▶ _STATED TASK_:
How many of the lines contain the string "screenshot"? Give the number, with no other words.

— start of DATA ENTRIES —

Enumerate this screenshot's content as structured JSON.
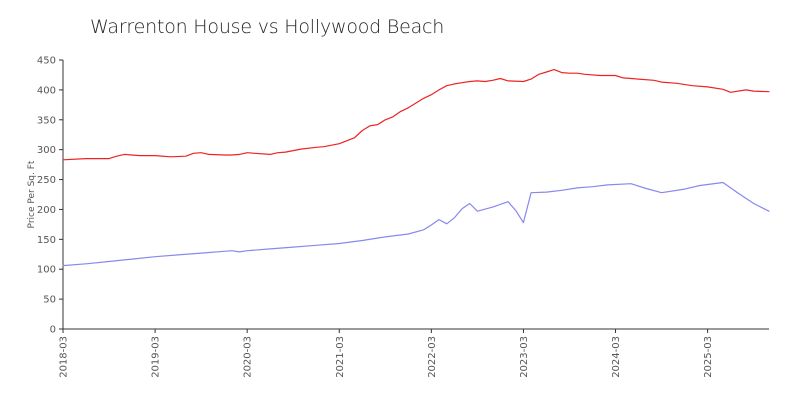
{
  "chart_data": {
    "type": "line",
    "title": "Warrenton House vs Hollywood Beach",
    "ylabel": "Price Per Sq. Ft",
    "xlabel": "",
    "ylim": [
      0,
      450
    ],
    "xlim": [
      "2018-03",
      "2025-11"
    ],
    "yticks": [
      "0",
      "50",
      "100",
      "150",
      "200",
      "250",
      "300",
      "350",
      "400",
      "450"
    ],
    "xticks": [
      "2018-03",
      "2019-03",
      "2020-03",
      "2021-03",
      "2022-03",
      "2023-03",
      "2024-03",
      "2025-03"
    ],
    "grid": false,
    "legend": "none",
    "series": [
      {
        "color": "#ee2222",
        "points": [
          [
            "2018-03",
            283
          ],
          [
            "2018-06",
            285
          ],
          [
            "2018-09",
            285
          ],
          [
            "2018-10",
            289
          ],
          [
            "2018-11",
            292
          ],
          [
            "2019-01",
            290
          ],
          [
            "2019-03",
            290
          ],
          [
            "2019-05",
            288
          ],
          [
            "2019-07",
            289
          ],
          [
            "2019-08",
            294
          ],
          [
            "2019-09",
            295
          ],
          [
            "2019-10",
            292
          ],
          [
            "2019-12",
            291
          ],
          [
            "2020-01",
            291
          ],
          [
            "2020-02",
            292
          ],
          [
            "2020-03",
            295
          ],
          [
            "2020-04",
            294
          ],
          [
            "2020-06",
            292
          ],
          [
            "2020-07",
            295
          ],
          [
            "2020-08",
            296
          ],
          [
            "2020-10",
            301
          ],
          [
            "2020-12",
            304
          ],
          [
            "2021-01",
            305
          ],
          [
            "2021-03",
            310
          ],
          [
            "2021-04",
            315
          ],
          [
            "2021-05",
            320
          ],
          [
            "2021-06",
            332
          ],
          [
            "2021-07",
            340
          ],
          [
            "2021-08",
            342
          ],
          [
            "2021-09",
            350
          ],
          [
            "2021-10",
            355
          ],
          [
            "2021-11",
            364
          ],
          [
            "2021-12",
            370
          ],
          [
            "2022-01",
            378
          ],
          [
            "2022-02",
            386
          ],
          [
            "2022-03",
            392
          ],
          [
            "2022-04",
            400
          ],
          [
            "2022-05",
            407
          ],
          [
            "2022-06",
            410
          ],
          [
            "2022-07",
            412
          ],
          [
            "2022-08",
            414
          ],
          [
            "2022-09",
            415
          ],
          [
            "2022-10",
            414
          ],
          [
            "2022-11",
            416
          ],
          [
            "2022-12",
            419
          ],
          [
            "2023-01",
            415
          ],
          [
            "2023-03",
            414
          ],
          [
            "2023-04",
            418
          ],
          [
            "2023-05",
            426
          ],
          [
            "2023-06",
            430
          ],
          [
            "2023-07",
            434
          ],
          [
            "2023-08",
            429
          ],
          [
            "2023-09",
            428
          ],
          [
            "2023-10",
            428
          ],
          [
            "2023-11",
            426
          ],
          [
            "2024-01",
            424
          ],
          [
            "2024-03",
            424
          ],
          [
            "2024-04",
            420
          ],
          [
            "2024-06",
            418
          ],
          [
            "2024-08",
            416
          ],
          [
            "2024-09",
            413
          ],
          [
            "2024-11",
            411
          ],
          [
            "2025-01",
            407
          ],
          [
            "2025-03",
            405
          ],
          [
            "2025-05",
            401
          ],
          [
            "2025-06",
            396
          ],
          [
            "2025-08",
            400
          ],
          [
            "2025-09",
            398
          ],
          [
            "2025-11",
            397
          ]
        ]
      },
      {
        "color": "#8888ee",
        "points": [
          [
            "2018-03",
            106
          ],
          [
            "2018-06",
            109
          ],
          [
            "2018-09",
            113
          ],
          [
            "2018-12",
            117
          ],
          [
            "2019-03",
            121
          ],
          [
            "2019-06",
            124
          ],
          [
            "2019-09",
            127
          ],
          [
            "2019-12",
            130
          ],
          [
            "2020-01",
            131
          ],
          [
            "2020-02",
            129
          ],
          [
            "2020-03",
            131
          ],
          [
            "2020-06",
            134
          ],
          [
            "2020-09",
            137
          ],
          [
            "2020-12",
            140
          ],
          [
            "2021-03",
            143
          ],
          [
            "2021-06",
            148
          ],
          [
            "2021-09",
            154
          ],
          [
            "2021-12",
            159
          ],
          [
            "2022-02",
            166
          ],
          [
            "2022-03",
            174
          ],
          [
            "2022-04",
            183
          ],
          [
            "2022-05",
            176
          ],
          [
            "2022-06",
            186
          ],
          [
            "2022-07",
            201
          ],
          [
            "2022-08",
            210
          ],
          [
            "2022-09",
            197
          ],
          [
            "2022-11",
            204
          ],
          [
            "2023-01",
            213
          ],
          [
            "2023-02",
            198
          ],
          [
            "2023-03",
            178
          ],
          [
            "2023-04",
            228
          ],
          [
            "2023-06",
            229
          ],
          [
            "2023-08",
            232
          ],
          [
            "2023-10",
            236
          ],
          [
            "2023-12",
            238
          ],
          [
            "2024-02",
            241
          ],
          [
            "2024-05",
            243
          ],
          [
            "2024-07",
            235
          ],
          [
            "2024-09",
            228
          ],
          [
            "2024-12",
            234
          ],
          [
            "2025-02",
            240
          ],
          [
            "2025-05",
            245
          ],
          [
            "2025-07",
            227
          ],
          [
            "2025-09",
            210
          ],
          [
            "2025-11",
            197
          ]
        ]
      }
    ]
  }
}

— end of DATA ENTRIES —
— start of DATA ENTRIES —

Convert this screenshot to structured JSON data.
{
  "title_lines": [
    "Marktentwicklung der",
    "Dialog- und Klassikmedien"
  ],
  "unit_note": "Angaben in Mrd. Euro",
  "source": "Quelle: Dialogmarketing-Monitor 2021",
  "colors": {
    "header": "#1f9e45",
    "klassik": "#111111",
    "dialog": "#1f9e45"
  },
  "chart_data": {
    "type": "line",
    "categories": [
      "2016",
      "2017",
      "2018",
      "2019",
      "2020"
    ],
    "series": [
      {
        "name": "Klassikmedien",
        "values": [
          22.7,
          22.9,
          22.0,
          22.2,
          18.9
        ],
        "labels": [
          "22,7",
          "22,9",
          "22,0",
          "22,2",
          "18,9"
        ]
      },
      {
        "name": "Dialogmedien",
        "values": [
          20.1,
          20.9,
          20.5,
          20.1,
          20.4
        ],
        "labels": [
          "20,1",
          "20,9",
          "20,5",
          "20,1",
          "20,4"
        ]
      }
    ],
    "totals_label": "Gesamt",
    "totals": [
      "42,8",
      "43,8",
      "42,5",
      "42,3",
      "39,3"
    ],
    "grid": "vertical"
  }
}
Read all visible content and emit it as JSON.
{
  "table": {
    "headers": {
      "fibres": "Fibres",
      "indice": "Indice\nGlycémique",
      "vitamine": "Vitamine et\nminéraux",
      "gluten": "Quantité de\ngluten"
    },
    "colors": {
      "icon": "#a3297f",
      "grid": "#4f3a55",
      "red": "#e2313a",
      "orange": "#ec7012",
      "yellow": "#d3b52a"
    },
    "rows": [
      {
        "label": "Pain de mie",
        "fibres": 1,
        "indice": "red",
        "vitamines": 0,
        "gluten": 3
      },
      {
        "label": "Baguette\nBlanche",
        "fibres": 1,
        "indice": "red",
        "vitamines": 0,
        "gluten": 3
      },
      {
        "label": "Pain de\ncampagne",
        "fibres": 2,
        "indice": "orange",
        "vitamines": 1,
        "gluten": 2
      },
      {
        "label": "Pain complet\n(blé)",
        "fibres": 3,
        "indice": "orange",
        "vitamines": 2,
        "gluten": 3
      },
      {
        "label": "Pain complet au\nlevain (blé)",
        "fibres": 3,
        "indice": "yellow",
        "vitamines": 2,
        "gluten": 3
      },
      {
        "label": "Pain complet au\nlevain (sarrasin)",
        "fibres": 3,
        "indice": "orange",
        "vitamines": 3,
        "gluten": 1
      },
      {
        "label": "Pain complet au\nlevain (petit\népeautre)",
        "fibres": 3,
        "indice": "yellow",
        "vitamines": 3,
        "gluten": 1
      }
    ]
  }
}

— end of DATA ENTRIES —

▶ _TASK SOLUTION_:
2